(Short problem) Retype each entry below, keeping every character the same.

===== Data section

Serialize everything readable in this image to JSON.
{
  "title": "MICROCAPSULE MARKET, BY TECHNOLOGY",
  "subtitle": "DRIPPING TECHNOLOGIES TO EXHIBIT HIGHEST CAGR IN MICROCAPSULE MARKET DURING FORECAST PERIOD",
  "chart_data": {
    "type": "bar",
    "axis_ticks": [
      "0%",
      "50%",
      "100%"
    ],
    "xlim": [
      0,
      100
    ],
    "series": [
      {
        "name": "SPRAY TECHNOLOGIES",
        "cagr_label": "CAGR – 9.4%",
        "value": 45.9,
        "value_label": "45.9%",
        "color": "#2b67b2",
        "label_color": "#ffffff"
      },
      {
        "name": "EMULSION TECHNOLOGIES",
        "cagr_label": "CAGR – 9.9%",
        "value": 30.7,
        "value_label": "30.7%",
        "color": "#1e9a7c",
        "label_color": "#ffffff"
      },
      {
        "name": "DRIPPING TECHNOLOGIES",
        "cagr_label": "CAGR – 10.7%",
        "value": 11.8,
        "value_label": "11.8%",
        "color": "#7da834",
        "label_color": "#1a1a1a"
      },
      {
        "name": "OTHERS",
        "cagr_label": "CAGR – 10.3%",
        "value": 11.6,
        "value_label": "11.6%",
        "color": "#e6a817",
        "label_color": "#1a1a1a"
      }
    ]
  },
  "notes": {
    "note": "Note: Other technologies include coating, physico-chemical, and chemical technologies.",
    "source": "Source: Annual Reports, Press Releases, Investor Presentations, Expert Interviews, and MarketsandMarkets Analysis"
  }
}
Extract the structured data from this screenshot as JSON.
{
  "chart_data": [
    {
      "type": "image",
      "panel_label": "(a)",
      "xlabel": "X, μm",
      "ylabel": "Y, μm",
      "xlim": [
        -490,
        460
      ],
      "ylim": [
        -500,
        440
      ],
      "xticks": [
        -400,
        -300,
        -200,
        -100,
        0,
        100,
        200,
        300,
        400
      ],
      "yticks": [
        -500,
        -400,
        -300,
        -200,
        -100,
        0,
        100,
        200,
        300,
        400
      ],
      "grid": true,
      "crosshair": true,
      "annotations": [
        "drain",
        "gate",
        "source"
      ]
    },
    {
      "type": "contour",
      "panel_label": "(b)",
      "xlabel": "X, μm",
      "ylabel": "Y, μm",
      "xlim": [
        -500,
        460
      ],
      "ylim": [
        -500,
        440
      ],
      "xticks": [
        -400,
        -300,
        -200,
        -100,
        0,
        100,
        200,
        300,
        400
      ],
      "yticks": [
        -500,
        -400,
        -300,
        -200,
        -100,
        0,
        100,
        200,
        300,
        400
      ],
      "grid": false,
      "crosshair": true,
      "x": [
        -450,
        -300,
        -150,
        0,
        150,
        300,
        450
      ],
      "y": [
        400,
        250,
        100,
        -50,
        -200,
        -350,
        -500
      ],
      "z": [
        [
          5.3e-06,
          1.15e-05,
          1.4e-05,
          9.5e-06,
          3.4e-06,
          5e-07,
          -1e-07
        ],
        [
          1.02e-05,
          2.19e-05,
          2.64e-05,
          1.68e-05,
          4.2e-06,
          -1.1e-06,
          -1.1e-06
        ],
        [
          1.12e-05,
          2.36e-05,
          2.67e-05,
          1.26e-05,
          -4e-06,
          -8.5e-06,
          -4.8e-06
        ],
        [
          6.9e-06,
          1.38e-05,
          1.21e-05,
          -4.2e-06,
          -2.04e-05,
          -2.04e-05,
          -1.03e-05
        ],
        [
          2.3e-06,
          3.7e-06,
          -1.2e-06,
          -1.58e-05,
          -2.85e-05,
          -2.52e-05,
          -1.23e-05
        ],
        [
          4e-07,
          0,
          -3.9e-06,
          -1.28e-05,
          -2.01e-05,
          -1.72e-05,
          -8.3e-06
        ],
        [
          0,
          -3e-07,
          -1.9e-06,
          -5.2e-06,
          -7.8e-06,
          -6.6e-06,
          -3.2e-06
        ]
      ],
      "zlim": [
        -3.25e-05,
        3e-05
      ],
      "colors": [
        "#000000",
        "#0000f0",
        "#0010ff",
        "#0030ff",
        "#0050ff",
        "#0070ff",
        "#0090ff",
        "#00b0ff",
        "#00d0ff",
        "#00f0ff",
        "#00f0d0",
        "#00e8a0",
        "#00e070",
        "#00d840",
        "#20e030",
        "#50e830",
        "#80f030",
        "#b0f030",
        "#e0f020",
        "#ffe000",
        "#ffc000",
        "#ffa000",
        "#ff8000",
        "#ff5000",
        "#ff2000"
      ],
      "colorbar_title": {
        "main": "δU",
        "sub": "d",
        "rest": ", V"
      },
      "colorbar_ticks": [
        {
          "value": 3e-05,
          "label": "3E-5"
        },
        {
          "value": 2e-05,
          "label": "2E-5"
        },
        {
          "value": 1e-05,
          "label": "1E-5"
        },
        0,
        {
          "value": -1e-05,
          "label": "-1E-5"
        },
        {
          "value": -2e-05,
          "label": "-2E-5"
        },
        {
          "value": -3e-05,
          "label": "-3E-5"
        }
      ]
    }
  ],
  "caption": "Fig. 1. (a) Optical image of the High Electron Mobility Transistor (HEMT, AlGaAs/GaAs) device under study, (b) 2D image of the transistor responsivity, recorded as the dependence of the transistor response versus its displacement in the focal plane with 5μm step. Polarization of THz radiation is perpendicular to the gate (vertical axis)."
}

==========

(Exercise solution)
Serialize everything readable in this image to JSON.
{
  "title": "MICROCAPSULE MARKET, BY TECHNOLOGY",
  "subtitle": "DRIPPING TECHNOLOGIES TO EXHIBIT HIGHEST CAGR IN MICROCAPSULE MARKET DURING FORECAST PERIOD",
  "chart_data": {
    "type": "bar",
    "axis_ticks": [
      "0%",
      "50%",
      "100%"
    ],
    "xlim": [
      0,
      100
    ],
    "series": [
      {
        "name": "SPRAY TECHNOLOGIES",
        "cagr_label": "CAGR – 9.4%",
        "value": 45.9,
        "value_label": "45.9%",
        "color": "#2b67b2",
        "label_color": "#ffffff"
      },
      {
        "name": "EMULSION TECHNOLOGIES",
        "cagr_label": "CAGR – 9.9%",
        "value": 30.7,
        "value_label": "30.7%",
        "color": "#1e9a7c",
        "label_color": "#ffffff"
      },
      {
        "name": "DRIPPING TECHNOLOGIES",
        "cagr_label": "CAGR – 10.7%",
        "value": 11.8,
        "value_label": "11.8%",
        "color": "#7da834",
        "label_color": "#1a1a1a"
      },
      {
        "name": "OTHERS",
        "cagr_label": "CAGR – 10.3%",
        "value": 11.6,
        "value_label": "11.6%",
        "color": "#e6a817",
        "label_color": "#1a1a1a"
      }
    ]
  },
  "notes": {
    "note": "Note: Other technologies include coating, physico-chemical, and chemical technologies.",
    "source": "Source: Annual Reports, Press Releases, Investor Presentations, Expert Interviews, and MarketsandMarkets Analysis"
  }
}
Extract the structured data from this screenshot as JSON.
{
  "chart_data": [
    {
      "type": "image",
      "panel_label": "(a)",
      "xlabel": "X, μm",
      "ylabel": "Y, μm",
      "xlim": [
        -490,
        460
      ],
      "ylim": [
        -500,
        440
      ],
      "xticks": [
        -400,
        -300,
        -200,
        -100,
        0,
        100,
        200,
        300,
        400
      ],
      "yticks": [
        -500,
        -400,
        -300,
        -200,
        -100,
        0,
        100,
        200,
        300,
        400
      ],
      "grid": true,
      "crosshair": true,
      "annotations": [
        "drain",
        "gate",
        "source"
      ]
    },
    {
      "type": "contour",
      "panel_label": "(b)",
      "xlabel": "X, μm",
      "ylabel": "Y, μm",
      "xlim": [
        -500,
        460
      ],
      "ylim": [
        -500,
        440
      ],
      "xticks": [
        -400,
        -300,
        -200,
        -100,
        0,
        100,
        200,
        300,
        400
      ],
      "yticks": [
        -500,
        -400,
        -300,
        -200,
        -100,
        0,
        100,
        200,
        300,
        400
      ],
      "grid": false,
      "crosshair": true,
      "x": [
        -450,
        -300,
        -150,
        0,
        150,
        300,
        450
      ],
      "y": [
        400,
        250,
        100,
        -50,
        -200,
        -350,
        -500
      ],
      "z": [
        [
          5.3e-06,
          1.15e-05,
          1.4e-05,
          9.5e-06,
          3.4e-06,
          5e-07,
          -1e-07
        ],
        [
          1.02e-05,
          2.19e-05,
          2.64e-05,
          1.68e-05,
          4.2e-06,
          -1.1e-06,
          -1.1e-06
        ],
        [
          1.12e-05,
          2.36e-05,
          2.67e-05,
          1.26e-05,
          -4e-06,
          -8.5e-06,
          -4.8e-06
        ],
        [
          6.9e-06,
          1.38e-05,
          1.21e-05,
          -4.2e-06,
          -2.04e-05,
          -2.04e-05,
          -1.03e-05
        ],
        [
          2.3e-06,
          3.7e-06,
          -1.2e-06,
          -1.58e-05,
          -2.85e-05,
          -2.52e-05,
          -1.23e-05
        ],
        [
          4e-07,
          0,
          -3.9e-06,
          -1.28e-05,
          -2.01e-05,
          -1.72e-05,
          -8.3e-06
        ],
        [
          0,
          -3e-07,
          -1.9e-06,
          -5.2e-06,
          -7.8e-06,
          -6.6e-06,
          -3.2e-06
        ]
      ],
      "zlim": [
        -3.25e-05,
        3e-05
      ],
      "colors": [
        "#000000",
        "#0000f0",
        "#0010ff",
        "#0030ff",
        "#0050ff",
        "#0070ff",
        "#0090ff",
        "#00b0ff",
        "#00d0ff",
        "#00f0ff",
        "#00f0d0",
        "#00e8a0",
        "#00e070",
        "#00d840",
        "#20e030",
        "#50e830",
        "#80f030",
        "#b0f030",
        "#e0f020",
        "#ffe000",
        "#ffc000",
        "#ffa000",
        "#ff8000",
        "#ff5000",
        "#ff2000"
      ],
      "colorbar_title": {
        "main": "δU",
        "sub": "d",
        "rest": ", V"
      },
      "colorbar_ticks": [
        {
          "value": 3e-05,
          "label": "3E-5"
        },
        {
          "value": 2e-05,
          "label": "2E-5"
        },
        {
          "value": 1e-05,
          "label": "1E-5"
        },
        0,
        {
          "value": -1e-05,
          "label": "-1E-5"
        },
        {
          "value": -2e-05,
          "label": "-2E-5"
        },
        {
          "value": -3e-05,
          "label": "-3E-5"
        }
      ]
    }
  ],
  "caption": "Fig. 1. (a) Optical image of the High Electron Mobility Transistor (HEMT, AlGaAs/GaAs) device under study, (b) 2D image of the transistor responsivity, recorded as the dependence of the transistor response versus its displacement in the focal plane with 5μm step. Polarization of THz radiation is perpendicular to the gate (vertical axis)."
}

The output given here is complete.